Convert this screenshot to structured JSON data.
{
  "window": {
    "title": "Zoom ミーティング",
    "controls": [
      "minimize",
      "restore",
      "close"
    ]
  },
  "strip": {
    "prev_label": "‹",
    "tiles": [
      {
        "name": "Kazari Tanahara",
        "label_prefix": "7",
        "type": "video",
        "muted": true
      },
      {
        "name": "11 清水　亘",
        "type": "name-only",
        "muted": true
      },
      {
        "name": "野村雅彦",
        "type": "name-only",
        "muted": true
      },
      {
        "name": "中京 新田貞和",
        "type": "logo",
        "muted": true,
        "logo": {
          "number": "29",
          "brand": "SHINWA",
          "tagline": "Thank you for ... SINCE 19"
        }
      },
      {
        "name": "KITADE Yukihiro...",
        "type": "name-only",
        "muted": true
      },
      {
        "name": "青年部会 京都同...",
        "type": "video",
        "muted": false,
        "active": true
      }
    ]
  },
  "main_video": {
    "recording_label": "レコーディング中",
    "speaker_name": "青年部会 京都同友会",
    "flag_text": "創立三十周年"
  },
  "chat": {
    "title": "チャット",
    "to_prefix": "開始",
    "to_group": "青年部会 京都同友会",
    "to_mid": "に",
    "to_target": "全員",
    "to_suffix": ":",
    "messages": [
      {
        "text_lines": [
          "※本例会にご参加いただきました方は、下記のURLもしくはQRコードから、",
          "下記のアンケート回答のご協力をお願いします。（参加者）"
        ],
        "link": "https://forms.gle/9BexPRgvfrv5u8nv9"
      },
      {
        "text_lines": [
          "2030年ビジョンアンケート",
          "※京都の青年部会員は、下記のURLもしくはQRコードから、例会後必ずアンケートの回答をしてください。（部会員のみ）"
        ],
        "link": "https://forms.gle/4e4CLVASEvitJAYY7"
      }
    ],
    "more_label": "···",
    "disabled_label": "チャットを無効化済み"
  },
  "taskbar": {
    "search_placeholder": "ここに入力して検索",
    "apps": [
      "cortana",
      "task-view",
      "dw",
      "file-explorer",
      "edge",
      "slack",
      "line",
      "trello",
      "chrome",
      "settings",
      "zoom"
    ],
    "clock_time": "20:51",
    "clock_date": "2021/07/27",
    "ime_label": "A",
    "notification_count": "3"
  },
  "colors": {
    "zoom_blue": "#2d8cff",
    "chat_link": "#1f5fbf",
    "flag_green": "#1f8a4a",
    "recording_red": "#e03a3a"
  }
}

## Work to do
Copy the records above exactly.

## Result of the task
Convert this screenshot to structured JSON data.
{
  "window": {
    "title": "Zoom ミーティング",
    "controls": [
      "minimize",
      "restore",
      "close"
    ]
  },
  "strip": {
    "prev_label": "‹",
    "tiles": [
      {
        "name": "Kazari Tanahara",
        "label_prefix": "7",
        "type": "video",
        "muted": true
      },
      {
        "name": "11 清水　亘",
        "type": "name-only",
        "muted": true
      },
      {
        "name": "野村雅彦",
        "type": "name-only",
        "muted": true
      },
      {
        "name": "中京 新田貞和",
        "type": "logo",
        "muted": true,
        "logo": {
          "number": "29",
          "brand": "SHINWA",
          "tagline": "Thank you for ... SINCE 19"
        }
      },
      {
        "name": "KITADE Yukihiro...",
        "type": "name-only",
        "muted": true
      },
      {
        "name": "青年部会 京都同...",
        "type": "video",
        "muted": false,
        "active": true
      }
    ]
  },
  "main_video": {
    "recording_label": "レコーディング中",
    "speaker_name": "青年部会 京都同友会",
    "flag_text": "創立三十周年"
  },
  "chat": {
    "title": "チャット",
    "to_prefix": "開始",
    "to_group": "青年部会 京都同友会",
    "to_mid": "に",
    "to_target": "全員",
    "to_suffix": ":",
    "messages": [
      {
        "text_lines": [
          "※本例会にご参加いただきました方は、下記のURLもしくはQRコードから、",
          "下記のアンケート回答のご協力をお願いします。（参加者）"
        ],
        "link": "https://forms.gle/9BexPRgvfrv5u8nv9"
      },
      {
        "text_lines": [
          "2030年ビジョンアンケート",
          "※京都の青年部会員は、下記のURLもしくはQRコードから、例会後必ずアンケートの回答をしてください。（部会員のみ）"
        ],
        "link": "https://forms.gle/4e4CLVASEvitJAYY7"
      }
    ],
    "more_label": "···",
    "disabled_label": "チャットを無効化済み"
  },
  "taskbar": {
    "search_placeholder": "ここに入力して検索",
    "apps": [
      "cortana",
      "task-view",
      "dw",
      "file-explorer",
      "edge",
      "slack",
      "line",
      "trello",
      "chrome",
      "settings",
      "zoom"
    ],
    "clock_time": "20:51",
    "clock_date": "2021/07/27",
    "ime_label": "A",
    "notification_count": "3"
  },
  "colors": {
    "zoom_blue": "#2d8cff",
    "chat_link": "#1f5fbf",
    "flag_green": "#1f8a4a",
    "recording_red": "#e03a3a"
  }
}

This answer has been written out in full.